Find the string "такой" in the listing and report every line that has it.
## begin
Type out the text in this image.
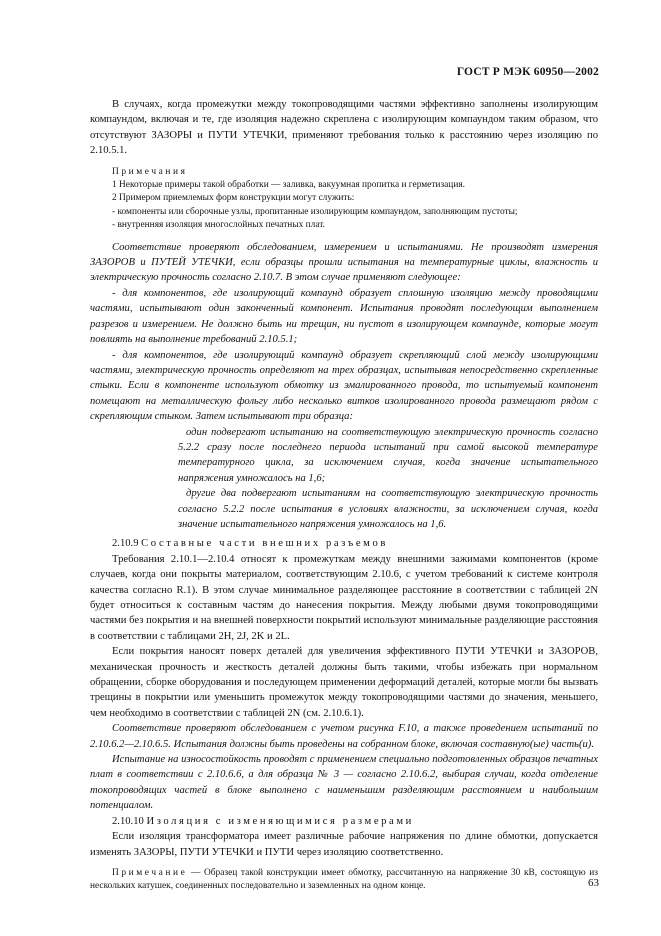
ГОСТ Р МЭК 60950—2002

В случаях, когда промежутки между токопроводящими частями эффективно заполнены изолирующим компаундом, включая и те, где изоляция надежно скреплена с изолирующим компаундом таким образом, что отсутствуют ЗАЗОРЫ и ПУТИ УТЕЧКИ, применяют требования только к расстоянию через изоляцию по 2.10.5.1.

Примечания

1 Некоторые примеры такой обработки — заливка, вакуумная пропитка и герметизация.

2 Примером приемлемых форм конструкции могут служить:

- компоненты или сборочные узлы, пропитанные изолирующим компаундом, заполняющим пустоты;

- внутренняя изоляция многослойных печатных плат.

Соответствие проверяют обследованием, измерением и испытаниями. Не производят измерения ЗАЗОРОВ и ПУТЕЙ УТЕЧКИ, если образцы прошли испытания на температурные циклы, влажность и электрическую прочность согласно 2.10.7. В этом случае применяют следующее:

- для компонентов, где изолирующий компаунд образует сплошную изоляцию между проводящими частями, испытывают один законченный компонент. Испытания проводят последующим выполнением разрезов и измерением. Не должно быть ни трещин, ни пустот в изолирующем компаунде, которые могут повлиять на выполнение требований 2.10.5.1;

- для компонентов, где изолирующий компаунд образует скрепляющий слой между изолирующими частями, электрическую прочность определяют на трех образцах, испытывая непосредственно скрепленные стыки. Если в компоненте используют обмотку из эмалированного провода, то испытуемый компонент помещают на металлическую фольгу либо несколько витков изолированного провода размещают рядом с скрепляющим стыком. Затем испытывают три образца:

один подвергают испытанию на соответствующую электрическую прочность согласно 5.2.2 сразу после последнего периода испытаний при самой высокой температуре температурного цикла, за исключением случая, когда значение испытательного напряжения умножалось на 1,6;

другие два подвергают испытаниям на соответствующую электрическую прочность согласно 5.2.2 после испытания в условиях влажности, за исключением случая, когда значение испытательного напряжения умножалось на 1,6.

2.10.9 Составные части внешних разъемов

Требования 2.10.1—2.10.4 относят к промежуткам между внешними зажимами компонентов (кроме случаев, когда они покрыты материалом, соответствующим 2.10.6, с учетом требований к системе контроля качества согласно R.1). В этом случае минимальное разделяющее расстояние в соответствии с таблицей 2N будет относиться к составным частям до нанесения покрытия. Между любыми двумя токопроводящими частями без покрытия и на внешней поверхности покрытий используют минимальные разделяющие расстояния в соответствии с таблицами 2H, 2J, 2K и 2L.

Если покрытия наносят поверх деталей для увеличения эффективного ПУТИ УТЕЧКИ и ЗАЗОРОВ, механическая прочность и жесткость деталей должны быть такими, чтобы избежать при нормальном обращении, сборке оборудования и последующем применении деформаций деталей, которые могли бы вызвать трещины в покрытии или уменьшить промежуток между токопроводящими частями до значения, меньшего, чем необходимо в соответствии с таблицей 2N (см. 2.10.6.1).

Соответствие проверяют обследованием с учетом рисунка F.10, а также проведением испытаний по 2.10.6.2—2.10.6.5. Испытания должны быть проведены на собранном блоке, включая составную(ые) часть(и).

Испытание на износостойкость проводят с применением специально подготовленных образцов печатных плат в соответствии с 2.10.6.6, а для образца № 3 — согласно 2.10.6.2, выбирая случаи, когда отделение токопроводящих частей в блоке выполнено с наименьшим разделяющим расстоянием и наибольшим потенциалом.

2.10.10 Изоляция с изменяющимися размерами

Если изоляция трансформатора имеет различные рабочие напряжения по длине обмотки, допускается изменять ЗАЗОРЫ, ПУТИ УТЕЧКИ и ПУТИ через изоляцию соответственно.

Примечание — Образец такой конструкции имеет обмотку, рассчитанную на напряжение 30 кВ, состоящую из нескольких катушек, соединенных последовательно и заземленных на одном конце.	63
## end
- _Answer for this exercise_
1 Некоторые примеры такой обработки — заливка, вакуумная пропитка и герметизация.
Примечание — Образец такой конструкции имеет обмотку, рассчитанную на напряжение 30 кВ, состоящую из нескольких катушек, соединенных последовательно и заземленных на одном конце.	63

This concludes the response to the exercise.